## start SOURCE DATA
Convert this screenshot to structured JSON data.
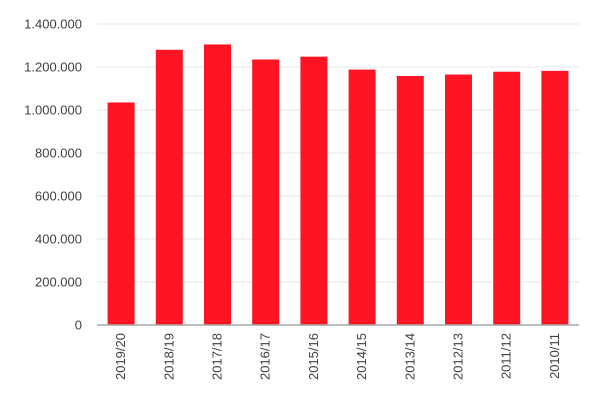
{
  "chart_data": {
    "type": "bar",
    "title": "",
    "xlabel": "",
    "ylabel": "",
    "categories": [
      "2019/20",
      "2018/19",
      "2017/18",
      "2016/17",
      "2015/16",
      "2014/15",
      "2013/14",
      "2012/13",
      "2011/12",
      "2010/11"
    ],
    "values": [
      1035000,
      1280000,
      1305000,
      1235000,
      1248000,
      1188000,
      1158000,
      1165000,
      1178000,
      1182000
    ],
    "ylim": [
      0,
      1400000
    ],
    "yticks": [
      0,
      200000,
      400000,
      600000,
      800000,
      1000000,
      1200000,
      1400000
    ],
    "ytick_labels": [
      "0",
      "200.000",
      "400.000",
      "600.000",
      "800.000",
      "1.000.000",
      "1.200.000",
      "1.400.000"
    ],
    "grid": true,
    "legend": "none",
    "category_label_rotation": "vertical",
    "colors": {
      "bar": "#FF1424",
      "grid": "#E6E6E6",
      "axis": "#A6A6A6",
      "text": "#404040"
    }
  }
}
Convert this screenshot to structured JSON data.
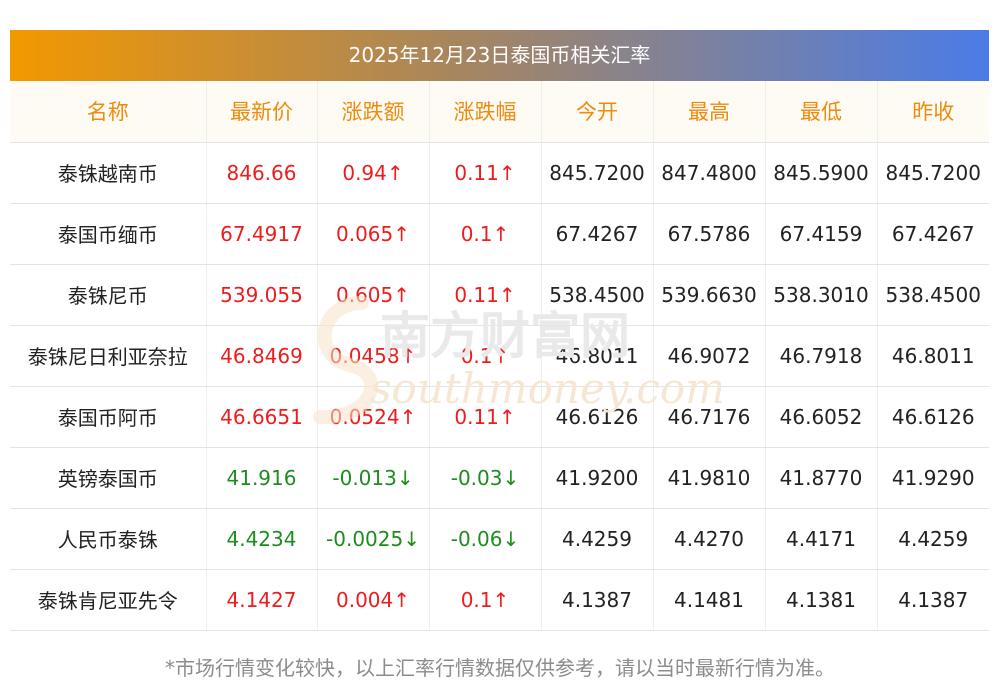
{
  "title": "2025年12月23日泰国币相关汇率",
  "colors": {
    "header_text": "#ee8b0e",
    "up": "#ee1c1c",
    "down": "#1f8c1f",
    "title_gradient_start": "#f39800",
    "title_gradient_end": "#4a7ce8"
  },
  "columns": [
    "名称",
    "最新价",
    "涨跌额",
    "涨跌幅",
    "今开",
    "最高",
    "最低",
    "昨收"
  ],
  "rows": [
    {
      "name": "泰铢越南币",
      "latest": "846.66",
      "change": "0.94↑",
      "pct": "0.11↑",
      "open": "845.7200",
      "high": "847.4800",
      "low": "845.5900",
      "prev": "845.7200",
      "trend": "up"
    },
    {
      "name": "泰国币缅币",
      "latest": "67.4917",
      "change": "0.065↑",
      "pct": "0.1↑",
      "open": "67.4267",
      "high": "67.5786",
      "low": "67.4159",
      "prev": "67.4267",
      "trend": "up"
    },
    {
      "name": "泰铢尼币",
      "latest": "539.055",
      "change": "0.605↑",
      "pct": "0.11↑",
      "open": "538.4500",
      "high": "539.6630",
      "low": "538.3010",
      "prev": "538.4500",
      "trend": "up"
    },
    {
      "name": "泰铢尼日利亚奈拉",
      "latest": "46.8469",
      "change": "0.0458↑",
      "pct": "0.1↑",
      "open": "46.8011",
      "high": "46.9072",
      "low": "46.7918",
      "prev": "46.8011",
      "trend": "up"
    },
    {
      "name": "泰国币阿币",
      "latest": "46.6651",
      "change": "0.0524↑",
      "pct": "0.11↑",
      "open": "46.6126",
      "high": "46.7176",
      "low": "46.6052",
      "prev": "46.6126",
      "trend": "up"
    },
    {
      "name": "英镑泰国币",
      "latest": "41.916",
      "change": "-0.013↓",
      "pct": "-0.03↓",
      "open": "41.9200",
      "high": "41.9810",
      "low": "41.8770",
      "prev": "41.9290",
      "trend": "down"
    },
    {
      "name": "人民币泰铢",
      "latest": "4.4234",
      "change": "-0.0025↓",
      "pct": "-0.06↓",
      "open": "4.4259",
      "high": "4.4270",
      "low": "4.4171",
      "prev": "4.4259",
      "trend": "down"
    },
    {
      "name": "泰铢肯尼亚先令",
      "latest": "4.1427",
      "change": "0.004↑",
      "pct": "0.1↑",
      "open": "4.1387",
      "high": "4.1481",
      "low": "4.1381",
      "prev": "4.1387",
      "trend": "up"
    }
  ],
  "watermark": {
    "cn": "南方财富网",
    "en": "southmoney.com"
  },
  "footnote": "*市场行情变化较快，以上汇率行情数据仅供参考，请以当时最新行情为准。"
}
## end SOURCE DATA
- _DIRECTION_: Write out each line of the data exactly; the images should be left out.

- _CORRECT RESPONSE_:
Convert this screenshot to structured JSON data.
{
  "chart_data": {
    "type": "bar",
    "title": "",
    "xlabel": "",
    "ylabel": "",
    "categories": [
      "2019/20",
      "2018/19",
      "2017/18",
      "2016/17",
      "2015/16",
      "2014/15",
      "2013/14",
      "2012/13",
      "2011/12",
      "2010/11"
    ],
    "values": [
      1035000,
      1280000,
      1305000,
      1235000,
      1248000,
      1188000,
      1158000,
      1165000,
      1178000,
      1182000
    ],
    "ylim": [
      0,
      1400000
    ],
    "yticks": [
      0,
      200000,
      400000,
      600000,
      800000,
      1000000,
      1200000,
      1400000
    ],
    "ytick_labels": [
      "0",
      "200.000",
      "400.000",
      "600.000",
      "800.000",
      "1.000.000",
      "1.200.000",
      "1.400.000"
    ],
    "grid": true,
    "legend": "none",
    "category_label_rotation": "vertical",
    "colors": {
      "bar": "#FF1424",
      "grid": "#E6E6E6",
      "axis": "#A6A6A6",
      "text": "#404040"
    }
  }
}
Convert this screenshot to structured JSON data.
{
  "title": "2025年12月23日泰国币相关汇率",
  "colors": {
    "header_text": "#ee8b0e",
    "up": "#ee1c1c",
    "down": "#1f8c1f",
    "title_gradient_start": "#f39800",
    "title_gradient_end": "#4a7ce8"
  },
  "columns": [
    "名称",
    "最新价",
    "涨跌额",
    "涨跌幅",
    "今开",
    "最高",
    "最低",
    "昨收"
  ],
  "rows": [
    {
      "name": "泰铢越南币",
      "latest": "846.66",
      "change": "0.94↑",
      "pct": "0.11↑",
      "open": "845.7200",
      "high": "847.4800",
      "low": "845.5900",
      "prev": "845.7200",
      "trend": "up"
    },
    {
      "name": "泰国币缅币",
      "latest": "67.4917",
      "change": "0.065↑",
      "pct": "0.1↑",
      "open": "67.4267",
      "high": "67.5786",
      "low": "67.4159",
      "prev": "67.4267",
      "trend": "up"
    },
    {
      "name": "泰铢尼币",
      "latest": "539.055",
      "change": "0.605↑",
      "pct": "0.11↑",
      "open": "538.4500",
      "high": "539.6630",
      "low": "538.3010",
      "prev": "538.4500",
      "trend": "up"
    },
    {
      "name": "泰铢尼日利亚奈拉",
      "latest": "46.8469",
      "change": "0.0458↑",
      "pct": "0.1↑",
      "open": "46.8011",
      "high": "46.9072",
      "low": "46.7918",
      "prev": "46.8011",
      "trend": "up"
    },
    {
      "name": "泰国币阿币",
      "latest": "46.6651",
      "change": "0.0524↑",
      "pct": "0.11↑",
      "open": "46.6126",
      "high": "46.7176",
      "low": "46.6052",
      "prev": "46.6126",
      "trend": "up"
    },
    {
      "name": "英镑泰国币",
      "latest": "41.916",
      "change": "-0.013↓",
      "pct": "-0.03↓",
      "open": "41.9200",
      "high": "41.9810",
      "low": "41.8770",
      "prev": "41.9290",
      "trend": "down"
    },
    {
      "name": "人民币泰铢",
      "latest": "4.4234",
      "change": "-0.0025↓",
      "pct": "-0.06↓",
      "open": "4.4259",
      "high": "4.4270",
      "low": "4.4171",
      "prev": "4.4259",
      "trend": "down"
    },
    {
      "name": "泰铢肯尼亚先令",
      "latest": "4.1427",
      "change": "0.004↑",
      "pct": "0.1↑",
      "open": "4.1387",
      "high": "4.1481",
      "low": "4.1381",
      "prev": "4.1387",
      "trend": "up"
    }
  ],
  "watermark": {
    "cn": "南方财富网",
    "en": "southmoney.com"
  },
  "footnote": "*市场行情变化较快，以上汇率行情数据仅供参考，请以当时最新行情为准。"
}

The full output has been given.